→ Your task
Among the records that follow, count the lines with the string "zabiegu"; report only that count.

→ Data extract
---
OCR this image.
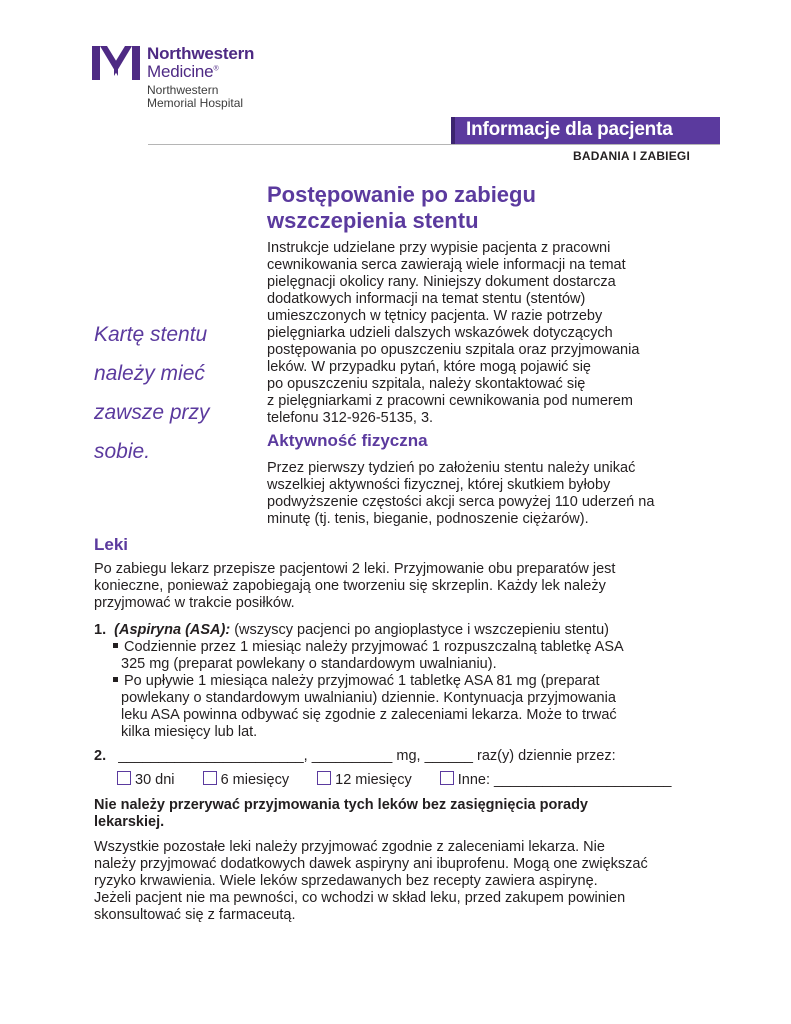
Northwestern
Medicine®
Northwestern
Memorial Hospital
Informacje dla pacjenta
BADANIA I ZABIEGI
Postępowanie po zabiegu
wszczepienia stentu
Instrukcje udzielane przy wypisie pacjenta z pracowni
cewnikowania serca zawierają wiele informacji na temat
pielęgnacji okolicy rany. Niniejszy dokument dostarcza
dodatkowych informacji na temat stentu (stentów)
umieszczonych w tętnicy pacjenta. W razie potrzeby
pielęgniarka udzieli dalszych wskazówek dotyczących
postępowania po opuszczeniu szpitala oraz przyjmowania
leków. W przypadku pytań, które mogą pojawić się
po opuszczeniu szpitala, należy skontaktować się
z pielęgniarkami z pracowni cewnikowania pod numerem
telefonu 312-926-5135, 3.
Kartę stentu
należy mieć
zawsze przy
sobie.	Aktywność fizyczna
Przez pierwszy tydzień po założeniu stentu należy unikać
wszelkiej aktywności fizycznej, której skutkiem byłoby
podwyższenie częstości akcji serca powyżej 110 uderzeń na
minutę (tj. tenis, bieganie, podnoszenie ciężarów).
Leki
Po zabiegu lekarz przepisze pacjentowi 2 leki. Przyjmowanie obu preparatów jest
konieczne, ponieważ zapobiegają one tworzeniu się skrzeplin. Każdy lek należy
przyjmować w trakcie posiłków.
1. (Aspiryna (ASA): (wszyscy pacjenci po angioplastyce i wszczepieniu stentu)
Codziennie przez 1 miesiąc należy przyjmować 1 rozpuszczalną tabletkę ASA
325 mg (preparat powlekany o standardowym uwalnianiu).
Po upływie 1 miesiąca należy przyjmować 1 tabletkę ASA 81 mg (preparat
powlekany o standardowym uwalnianiu) dziennie. Kontynuacja przyjmowania
leku ASA powinna odbywać się zgodnie z zaleceniami lekarza. Może to trwać
kilka miesięcy lub lat.
2. _______________________, __________ mg, ______ raz(y) dziennie przez:
30 dni	6 miesięcy	12 miesięcy	Inne: ______________________
Nie należy przerywać przyjmowania tych leków bez zasięgnięcia porady
lekarskiej.
Wszystkie pozostałe leki należy przyjmować zgodnie z zaleceniami lekarza. Nie
należy przyjmować dodatkowych dawek aspiryny ani ibuprofenu. Mogą one zwiększać
ryzyko krwawienia. Wiele leków sprzedawanych bez recepty zawiera aspirynę.
Jeżeli pacjent nie ma pewności, co wchodzi w skład leku, przed zakupem powinien
skonsultować się z farmaceutą.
---
→ Answer to the task
2